▸ **The problem**
Return the listing below verbatim. Pictures do not belong in the copy.

Stored data

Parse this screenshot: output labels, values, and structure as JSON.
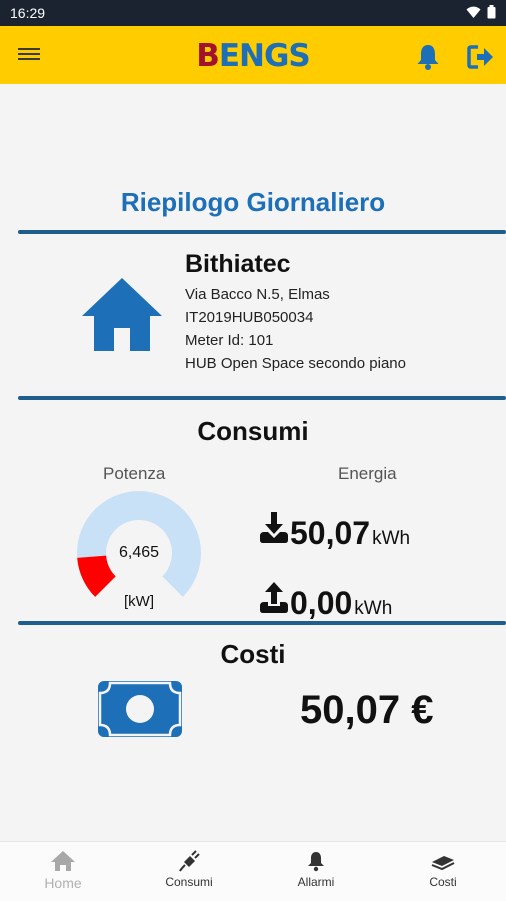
{
  "status_bar": {
    "time": "16:29"
  },
  "app_bar": {
    "logo_b": "B",
    "logo_rest": "ENGS",
    "menu_icon": "hamburger-menu-icon",
    "bell_icon": "bell-icon",
    "logout_icon": "logout-icon"
  },
  "page_title": "Riepilogo Giornaliero",
  "site": {
    "name": "Bithiatec",
    "address": "Via Bacco N.5, Elmas",
    "code": "IT2019HUB050034",
    "meter": "Meter Id: 101",
    "description": "HUB Open Space secondo piano",
    "icon": "home-icon"
  },
  "consumi": {
    "title": "Consumi",
    "power_label": "Potenza",
    "energy_label": "Energia",
    "power_value": "6,465",
    "power_unit": "[kW]",
    "power_fraction": 0.15,
    "energy_in": {
      "value": "50,07",
      "unit": "kWh",
      "icon": "download-icon"
    },
    "energy_out": {
      "value": "0,00",
      "unit": "kWh",
      "icon": "upload-icon"
    }
  },
  "costi": {
    "title": "Costi",
    "value": "50,07 €",
    "icon": "money-icon"
  },
  "bottom_nav": [
    {
      "label": "Home",
      "icon": "home-icon"
    },
    {
      "label": "Consumi",
      "icon": "plug-icon"
    },
    {
      "label": "Allarmi",
      "icon": "bell-icon"
    },
    {
      "label": "Costi",
      "icon": "money-stack-icon"
    }
  ],
  "colors": {
    "accent": "#1d6fb8",
    "app_bar": "#ffcc00",
    "gauge_track": "#c9e1f6",
    "gauge_fill": "#ff0000"
  }
}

▸ **Exercise output**
Parse this screenshot: output labels, values, and structure as JSON.
{
  "status_bar": {
    "time": "16:29"
  },
  "app_bar": {
    "logo_b": "B",
    "logo_rest": "ENGS",
    "menu_icon": "hamburger-menu-icon",
    "bell_icon": "bell-icon",
    "logout_icon": "logout-icon"
  },
  "page_title": "Riepilogo Giornaliero",
  "site": {
    "name": "Bithiatec",
    "address": "Via Bacco N.5, Elmas",
    "code": "IT2019HUB050034",
    "meter": "Meter Id: 101",
    "description": "HUB Open Space secondo piano",
    "icon": "home-icon"
  },
  "consumi": {
    "title": "Consumi",
    "power_label": "Potenza",
    "energy_label": "Energia",
    "power_value": "6,465",
    "power_unit": "[kW]",
    "power_fraction": 0.15,
    "energy_in": {
      "value": "50,07",
      "unit": "kWh",
      "icon": "download-icon"
    },
    "energy_out": {
      "value": "0,00",
      "unit": "kWh",
      "icon": "upload-icon"
    }
  },
  "costi": {
    "title": "Costi",
    "value": "50,07 €",
    "icon": "money-icon"
  },
  "bottom_nav": [
    {
      "label": "Home",
      "icon": "home-icon"
    },
    {
      "label": "Consumi",
      "icon": "plug-icon"
    },
    {
      "label": "Allarmi",
      "icon": "bell-icon"
    },
    {
      "label": "Costi",
      "icon": "money-stack-icon"
    }
  ],
  "colors": {
    "accent": "#1d6fb8",
    "app_bar": "#ffcc00",
    "gauge_track": "#c9e1f6",
    "gauge_fill": "#ff0000"
  }
}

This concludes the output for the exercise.